### SHORT PROBLEM
Can you output the records below exactly as they are written?

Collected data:
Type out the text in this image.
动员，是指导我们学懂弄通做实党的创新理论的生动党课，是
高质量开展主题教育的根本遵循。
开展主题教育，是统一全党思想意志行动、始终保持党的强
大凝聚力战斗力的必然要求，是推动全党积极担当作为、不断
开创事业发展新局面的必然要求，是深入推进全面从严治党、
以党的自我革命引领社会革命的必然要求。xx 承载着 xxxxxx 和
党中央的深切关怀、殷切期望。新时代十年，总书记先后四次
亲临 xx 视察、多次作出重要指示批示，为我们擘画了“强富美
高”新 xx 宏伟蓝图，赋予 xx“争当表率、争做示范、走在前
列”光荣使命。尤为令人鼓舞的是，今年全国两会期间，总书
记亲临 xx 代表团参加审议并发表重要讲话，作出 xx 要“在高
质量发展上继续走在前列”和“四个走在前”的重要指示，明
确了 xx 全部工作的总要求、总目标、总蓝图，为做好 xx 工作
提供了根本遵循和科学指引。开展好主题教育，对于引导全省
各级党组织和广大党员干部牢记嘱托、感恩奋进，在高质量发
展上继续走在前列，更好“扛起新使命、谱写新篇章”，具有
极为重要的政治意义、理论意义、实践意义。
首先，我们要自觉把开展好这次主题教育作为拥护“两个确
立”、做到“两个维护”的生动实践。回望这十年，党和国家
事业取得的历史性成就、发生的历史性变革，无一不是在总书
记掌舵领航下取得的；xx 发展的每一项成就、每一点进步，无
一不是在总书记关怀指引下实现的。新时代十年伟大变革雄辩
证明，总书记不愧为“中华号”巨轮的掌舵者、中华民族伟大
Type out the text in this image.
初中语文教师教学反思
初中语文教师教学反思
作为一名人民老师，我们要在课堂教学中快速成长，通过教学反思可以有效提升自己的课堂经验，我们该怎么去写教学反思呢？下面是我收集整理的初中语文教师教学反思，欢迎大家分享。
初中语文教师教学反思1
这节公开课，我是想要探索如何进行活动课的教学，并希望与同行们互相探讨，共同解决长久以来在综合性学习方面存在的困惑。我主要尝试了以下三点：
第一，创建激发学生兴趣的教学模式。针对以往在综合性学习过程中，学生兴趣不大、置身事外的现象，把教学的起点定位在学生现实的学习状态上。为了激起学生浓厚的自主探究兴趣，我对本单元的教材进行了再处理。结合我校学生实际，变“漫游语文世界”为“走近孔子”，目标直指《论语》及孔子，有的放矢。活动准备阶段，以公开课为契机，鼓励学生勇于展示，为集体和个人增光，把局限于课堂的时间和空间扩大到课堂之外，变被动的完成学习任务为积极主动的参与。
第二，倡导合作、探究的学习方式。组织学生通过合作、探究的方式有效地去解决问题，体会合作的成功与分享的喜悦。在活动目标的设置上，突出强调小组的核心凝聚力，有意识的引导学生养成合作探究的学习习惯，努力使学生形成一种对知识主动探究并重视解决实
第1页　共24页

### TASK OUTPUT
Type out the text in this image.
动员，是指导我们学懂弄通做实党的创新理论的生动党课，是
高质量开展主题教育的根本遵循。
开展主题教育，是统一全党思想意志行动、始终保持党的强
大凝聚力战斗力的必然要求，是推动全党积极担当作为、不断
开创事业发展新局面的必然要求，是深入推进全面从严治党、
以党的自我革命引领社会革命的必然要求。xx 承载着 xxxxxx 和
党中央的深切关怀、殷切期望。新时代十年，总书记先后四次
亲临 xx 视察、多次作出重要指示批示，为我们擘画了“强富美
高”新 xx 宏伟蓝图，赋予 xx“争当表率、争做示范、走在前
列”光荣使命。尤为令人鼓舞的是，今年全国两会期间，总书
记亲临 xx 代表团参加审议并发表重要讲话，作出 xx 要“在高
质量发展上继续走在前列”和“四个走在前”的重要指示，明
确了 xx 全部工作的总要求、总目标、总蓝图，为做好 xx 工作
提供了根本遵循和科学指引。开展好主题教育，对于引导全省
各级党组织和广大党员干部牢记嘱托、感恩奋进，在高质量发
展上继续走在前列，更好“扛起新使命、谱写新篇章”，具有
极为重要的政治意义、理论意义、实践意义。
首先，我们要自觉把开展好这次主题教育作为拥护“两个确
立”、做到“两个维护”的生动实践。回望这十年，党和国家
事业取得的历史性成就、发生的历史性变革，无一不是在总书
记掌舵领航下取得的；xx 发展的每一项成就、每一点进步，无
一不是在总书记关怀指引下实现的。新时代十年伟大变革雄辩
证明，总书记不愧为“中华号”巨轮的掌舵者、中华民族伟大
Type out the text in this image.
初中语文教师教学反思
初中语文教师教学反思
作为一名人民老师，我们要在课堂教学中快速成长，通过教学反思可以有效提升自己的课堂经验，我们该怎么去写教学反思呢？下面是我收集整理的初中语文教师教学反思，欢迎大家分享。
初中语文教师教学反思1
这节公开课，我是想要探索如何进行活动课的教学，并希望与同行们互相探讨，共同解决长久以来在综合性学习方面存在的困惑。我主要尝试了以下三点：
第一，创建激发学生兴趣的教学模式。针对以往在综合性学习过程中，学生兴趣不大、置身事外的现象，把教学的起点定位在学生现实的学习状态上。为了激起学生浓厚的自主探究兴趣，我对本单元的教材进行了再处理。结合我校学生实际，变“漫游语文世界”为“走近孔子”，目标直指《论语》及孔子，有的放矢。活动准备阶段，以公开课为契机，鼓励学生勇于展示，为集体和个人增光，把局限于课堂的时间和空间扩大到课堂之外，变被动的完成学习任务为积极主动的参与。
第二，倡导合作、探究的学习方式。组织学生通过合作、探究的方式有效地去解决问题，体会合作的成功与分享的喜悦。在活动目标的设置上，突出强调小组的核心凝聚力，有意识的引导学生养成合作探究的学习习惯，努力使学生形成一种对知识主动探究并重视解决实
第1页　共24页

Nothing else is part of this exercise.